## Start Listing
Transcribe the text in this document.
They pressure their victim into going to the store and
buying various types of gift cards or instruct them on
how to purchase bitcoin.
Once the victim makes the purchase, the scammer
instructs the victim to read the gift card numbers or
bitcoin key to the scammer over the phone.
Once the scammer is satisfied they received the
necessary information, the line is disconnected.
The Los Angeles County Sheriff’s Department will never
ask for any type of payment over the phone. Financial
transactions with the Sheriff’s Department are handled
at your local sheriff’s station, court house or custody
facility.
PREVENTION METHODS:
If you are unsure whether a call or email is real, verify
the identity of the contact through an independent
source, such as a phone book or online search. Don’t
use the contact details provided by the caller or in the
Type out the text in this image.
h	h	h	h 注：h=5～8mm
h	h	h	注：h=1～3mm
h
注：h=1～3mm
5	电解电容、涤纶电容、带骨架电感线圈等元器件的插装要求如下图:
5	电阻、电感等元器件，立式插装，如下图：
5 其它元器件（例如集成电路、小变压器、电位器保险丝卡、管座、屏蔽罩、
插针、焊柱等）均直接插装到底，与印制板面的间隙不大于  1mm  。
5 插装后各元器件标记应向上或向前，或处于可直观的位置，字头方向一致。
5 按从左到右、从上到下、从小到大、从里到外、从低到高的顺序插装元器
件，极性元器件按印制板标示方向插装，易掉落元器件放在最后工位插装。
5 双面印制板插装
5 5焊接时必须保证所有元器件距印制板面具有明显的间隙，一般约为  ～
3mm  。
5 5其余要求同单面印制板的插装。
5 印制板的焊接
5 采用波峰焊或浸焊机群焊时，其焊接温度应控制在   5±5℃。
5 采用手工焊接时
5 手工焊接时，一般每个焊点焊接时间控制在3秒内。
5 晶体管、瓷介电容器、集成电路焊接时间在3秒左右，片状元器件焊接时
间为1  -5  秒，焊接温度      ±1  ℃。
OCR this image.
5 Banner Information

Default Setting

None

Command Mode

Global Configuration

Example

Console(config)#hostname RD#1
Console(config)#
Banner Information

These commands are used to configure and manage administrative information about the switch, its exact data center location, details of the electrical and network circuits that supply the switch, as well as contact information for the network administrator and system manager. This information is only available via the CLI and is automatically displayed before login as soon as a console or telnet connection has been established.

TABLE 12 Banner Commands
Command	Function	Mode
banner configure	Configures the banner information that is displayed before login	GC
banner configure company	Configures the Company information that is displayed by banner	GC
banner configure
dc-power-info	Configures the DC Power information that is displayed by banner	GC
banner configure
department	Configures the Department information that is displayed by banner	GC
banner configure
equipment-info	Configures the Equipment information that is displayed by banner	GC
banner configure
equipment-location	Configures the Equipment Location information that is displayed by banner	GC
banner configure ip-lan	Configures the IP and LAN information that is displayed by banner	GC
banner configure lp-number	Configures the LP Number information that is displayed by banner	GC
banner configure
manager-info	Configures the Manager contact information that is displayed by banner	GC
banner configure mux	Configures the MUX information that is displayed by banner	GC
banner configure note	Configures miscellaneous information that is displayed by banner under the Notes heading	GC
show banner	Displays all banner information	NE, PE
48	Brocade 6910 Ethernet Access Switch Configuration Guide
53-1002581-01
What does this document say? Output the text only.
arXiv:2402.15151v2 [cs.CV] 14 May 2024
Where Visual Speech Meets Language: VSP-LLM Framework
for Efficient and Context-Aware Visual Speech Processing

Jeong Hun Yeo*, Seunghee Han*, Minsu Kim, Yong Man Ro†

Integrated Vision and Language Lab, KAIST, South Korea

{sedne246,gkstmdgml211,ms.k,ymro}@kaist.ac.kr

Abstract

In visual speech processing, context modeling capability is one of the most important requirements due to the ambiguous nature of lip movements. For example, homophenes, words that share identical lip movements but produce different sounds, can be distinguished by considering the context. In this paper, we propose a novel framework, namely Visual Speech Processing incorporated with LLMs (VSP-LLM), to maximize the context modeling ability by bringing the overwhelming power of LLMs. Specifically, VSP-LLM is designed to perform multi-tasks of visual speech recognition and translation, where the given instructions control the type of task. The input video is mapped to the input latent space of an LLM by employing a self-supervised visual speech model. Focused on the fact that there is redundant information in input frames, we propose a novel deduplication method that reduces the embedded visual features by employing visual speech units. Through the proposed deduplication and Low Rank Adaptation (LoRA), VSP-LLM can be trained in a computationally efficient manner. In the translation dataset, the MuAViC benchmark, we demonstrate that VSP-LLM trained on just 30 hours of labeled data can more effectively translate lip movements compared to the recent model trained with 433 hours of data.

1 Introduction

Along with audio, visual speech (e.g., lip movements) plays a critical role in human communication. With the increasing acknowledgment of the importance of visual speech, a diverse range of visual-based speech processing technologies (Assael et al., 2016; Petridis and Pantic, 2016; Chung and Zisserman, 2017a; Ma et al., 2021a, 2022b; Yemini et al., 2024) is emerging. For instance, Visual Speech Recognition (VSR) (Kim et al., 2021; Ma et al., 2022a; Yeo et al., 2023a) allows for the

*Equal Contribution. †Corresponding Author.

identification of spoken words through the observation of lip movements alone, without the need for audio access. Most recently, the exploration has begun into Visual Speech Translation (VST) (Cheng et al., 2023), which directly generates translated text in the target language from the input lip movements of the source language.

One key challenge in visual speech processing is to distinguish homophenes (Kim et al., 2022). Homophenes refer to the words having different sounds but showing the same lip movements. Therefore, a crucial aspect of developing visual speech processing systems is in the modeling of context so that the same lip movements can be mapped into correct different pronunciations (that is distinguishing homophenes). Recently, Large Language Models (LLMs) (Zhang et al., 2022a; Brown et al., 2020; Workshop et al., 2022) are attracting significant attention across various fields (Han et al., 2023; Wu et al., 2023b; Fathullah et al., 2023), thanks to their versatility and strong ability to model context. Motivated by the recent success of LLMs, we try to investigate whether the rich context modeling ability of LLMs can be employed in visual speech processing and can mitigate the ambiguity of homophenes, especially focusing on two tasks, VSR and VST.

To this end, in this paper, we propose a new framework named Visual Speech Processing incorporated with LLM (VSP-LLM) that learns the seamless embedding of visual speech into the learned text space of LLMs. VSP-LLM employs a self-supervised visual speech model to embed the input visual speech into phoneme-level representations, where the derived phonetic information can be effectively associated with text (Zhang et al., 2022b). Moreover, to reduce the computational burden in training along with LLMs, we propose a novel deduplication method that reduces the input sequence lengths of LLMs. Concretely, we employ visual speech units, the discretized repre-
## End Listing
Your objective: Gather, from the listing above, every line carrying the word "bitcoin".

Exercise output:
how to purchase bitcoin.
bitcoin key to the scammer over the phone.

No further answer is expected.